#### Task requirements:
Copy the listing below line for line, leaving out the pictures.
═══
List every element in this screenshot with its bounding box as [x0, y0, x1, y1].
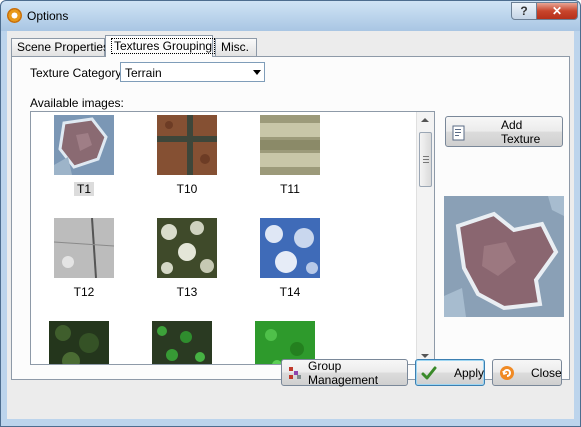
texture-preview-image: [444, 196, 564, 317]
texture-category-select[interactable]: Terrain: [120, 62, 265, 82]
list-item[interactable]: [152, 321, 222, 364]
group-management-label: Group Management: [308, 358, 379, 387]
tab-label: Misc.: [221, 40, 249, 54]
list-item[interactable]: T14: [255, 218, 325, 299]
help-button[interactable]: ?: [511, 2, 537, 20]
texture-thumbnail-icon: [157, 115, 217, 175]
add-texture-button[interactable]: Add Texture: [445, 116, 563, 147]
tab-textures-grouping[interactable]: Textures Grouping: [105, 35, 216, 57]
texture-thumbnail-icon: [54, 115, 114, 175]
list-scrollbar[interactable]: [416, 112, 434, 364]
texture-thumbnail-icon: [49, 321, 110, 364]
group-management-button[interactable]: Group Management: [281, 358, 408, 387]
item-label: T10: [176, 182, 198, 196]
item-label: T1: [73, 182, 94, 196]
list-item[interactable]: T13: [152, 218, 222, 299]
grip-line: [423, 156, 429, 157]
grip-line: [423, 162, 429, 163]
texture-thumbnail-icon: [157, 218, 217, 278]
item-label: T14: [279, 285, 301, 299]
tab-misc[interactable]: Misc.: [215, 38, 257, 56]
group-grid-icon: [289, 367, 301, 379]
texture-thumbnail-icon: [53, 217, 115, 279]
texture-thumbnail-icon: [260, 218, 320, 278]
tab-label: Scene Properties: [17, 40, 110, 54]
list-item[interactable]: [49, 321, 119, 364]
close-circle-icon: [500, 366, 514, 380]
options-window: Options ? ✕ Scene Properties Textures Gr…: [0, 0, 581, 427]
grip-line: [423, 159, 429, 160]
list-item[interactable]: T10: [152, 115, 222, 196]
texture-category-value: Terrain: [125, 66, 162, 80]
app-gear-icon: [7, 8, 22, 23]
list-item[interactable]: T1: [49, 115, 119, 196]
chevron-down-icon[interactable]: [253, 70, 261, 75]
item-label: T11: [280, 182, 300, 196]
tab-label: Textures Grouping: [111, 38, 216, 54]
list-item[interactable]: T12: [49, 217, 119, 299]
apply-button[interactable]: Apply: [415, 359, 485, 386]
document-add-icon: [452, 125, 465, 141]
apply-label: Apply: [454, 365, 485, 380]
texture-category-label: Texture Category:: [30, 66, 125, 80]
texture-thumbnail-icon: [260, 115, 320, 175]
scroll-thumb[interactable]: [419, 132, 432, 187]
scroll-down-arrow-icon[interactable]: [421, 354, 429, 358]
item-label: T12: [73, 285, 95, 299]
close-label: Close: [531, 365, 562, 380]
list-item[interactable]: T11: [255, 115, 325, 196]
window-title: Options: [27, 9, 69, 23]
tab-scene-properties[interactable]: Scene Properties: [11, 38, 109, 56]
window-close-button[interactable]: ✕: [536, 2, 578, 20]
add-texture-label: Add Texture: [501, 117, 541, 146]
available-images-list[interactable]: T1 T10 T11 T12 T13 T14: [30, 111, 435, 365]
close-button[interactable]: Close: [492, 359, 562, 386]
available-images-label: Available images:: [30, 96, 124, 110]
title-bar[interactable]: Options ? ✕: [1, 1, 580, 31]
checkmark-icon: [421, 366, 437, 380]
texture-thumbnail-icon: [152, 321, 213, 364]
scroll-up-arrow-icon[interactable]: [421, 118, 429, 122]
item-label: T13: [176, 285, 198, 299]
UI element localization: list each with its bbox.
═══
#### Result for this exercise:
List every element in this screenshot with its bounding box as [x0, y0, x1, y1].
texture-preview-image: [444, 196, 564, 317]
texture-category-select[interactable]: Terrain: [120, 62, 265, 82]
list-item[interactable]: [152, 321, 222, 364]
group-management-label: Group Management: [308, 358, 379, 387]
tab-label: Misc.: [221, 40, 249, 54]
list-item[interactable]: T14: [255, 218, 325, 299]
help-button[interactable]: ?: [511, 2, 537, 20]
texture-thumbnail-icon: [157, 115, 217, 175]
add-texture-button[interactable]: Add Texture: [445, 116, 563, 147]
tab-textures-grouping[interactable]: Textures Grouping: [105, 35, 216, 57]
texture-thumbnail-icon: [54, 115, 114, 175]
list-scrollbar[interactable]: [416, 112, 434, 364]
texture-thumbnail-icon: [49, 321, 110, 364]
group-management-button[interactable]: Group Management: [281, 358, 408, 387]
item-label: T10: [176, 182, 198, 196]
item-label: T1: [73, 182, 94, 196]
list-item[interactable]: T13: [152, 218, 222, 299]
grip-line: [423, 156, 429, 157]
grip-line: [423, 162, 429, 163]
texture-thumbnail-icon: [157, 218, 217, 278]
item-label: T14: [279, 285, 301, 299]
tab-misc[interactable]: Misc.: [215, 38, 257, 56]
group-grid-icon: [289, 367, 301, 379]
texture-thumbnail-icon: [53, 217, 115, 279]
texture-thumbnail-icon: [260, 218, 320, 278]
tab-label: Scene Properties: [17, 40, 110, 54]
list-item[interactable]: [49, 321, 119, 364]
close-circle-icon: [500, 366, 514, 380]
options-window: Options ? ✕ Scene Properties Textures Gr…: [0, 0, 581, 427]
grip-line: [423, 159, 429, 160]
list-item[interactable]: T10: [152, 115, 222, 196]
texture-category-value: Terrain: [125, 66, 162, 80]
app-gear-icon: [7, 8, 22, 23]
list-item[interactable]: T1: [49, 115, 119, 196]
chevron-down-icon[interactable]: [253, 70, 261, 75]
item-label: T11: [280, 182, 300, 196]
tab-label: Textures Grouping: [111, 38, 216, 54]
list-item[interactable]: T12: [49, 217, 119, 299]
apply-button[interactable]: Apply: [415, 359, 485, 386]
document-add-icon: [452, 125, 465, 141]
apply-label: Apply: [454, 365, 485, 380]
texture-category-label: Texture Category:: [30, 66, 125, 80]
texture-thumbnail-icon: [260, 115, 320, 175]
scroll-thumb[interactable]: [419, 132, 432, 187]
scroll-down-arrow-icon[interactable]: [421, 354, 429, 358]
item-label: T12: [73, 285, 95, 299]
close-label: Close: [531, 365, 562, 380]
list-item[interactable]: T11: [255, 115, 325, 196]
window-title: Options: [27, 9, 69, 23]
tab-scene-properties[interactable]: Scene Properties: [11, 38, 109, 56]
window-close-button[interactable]: ✕: [536, 2, 578, 20]
add-texture-label: Add Texture: [501, 117, 541, 146]
available-images-list[interactable]: T1 T10 T11 T12 T13 T14: [30, 111, 435, 365]
close-button[interactable]: Close: [492, 359, 562, 386]
available-images-label: Available images:: [30, 96, 124, 110]
title-bar[interactable]: Options ? ✕: [1, 1, 580, 31]
checkmark-icon: [421, 366, 437, 380]
texture-thumbnail-icon: [152, 321, 213, 364]
scroll-up-arrow-icon[interactable]: [421, 118, 429, 122]
item-label: T13: [176, 285, 198, 299]
UI element localization: list each with its bbox.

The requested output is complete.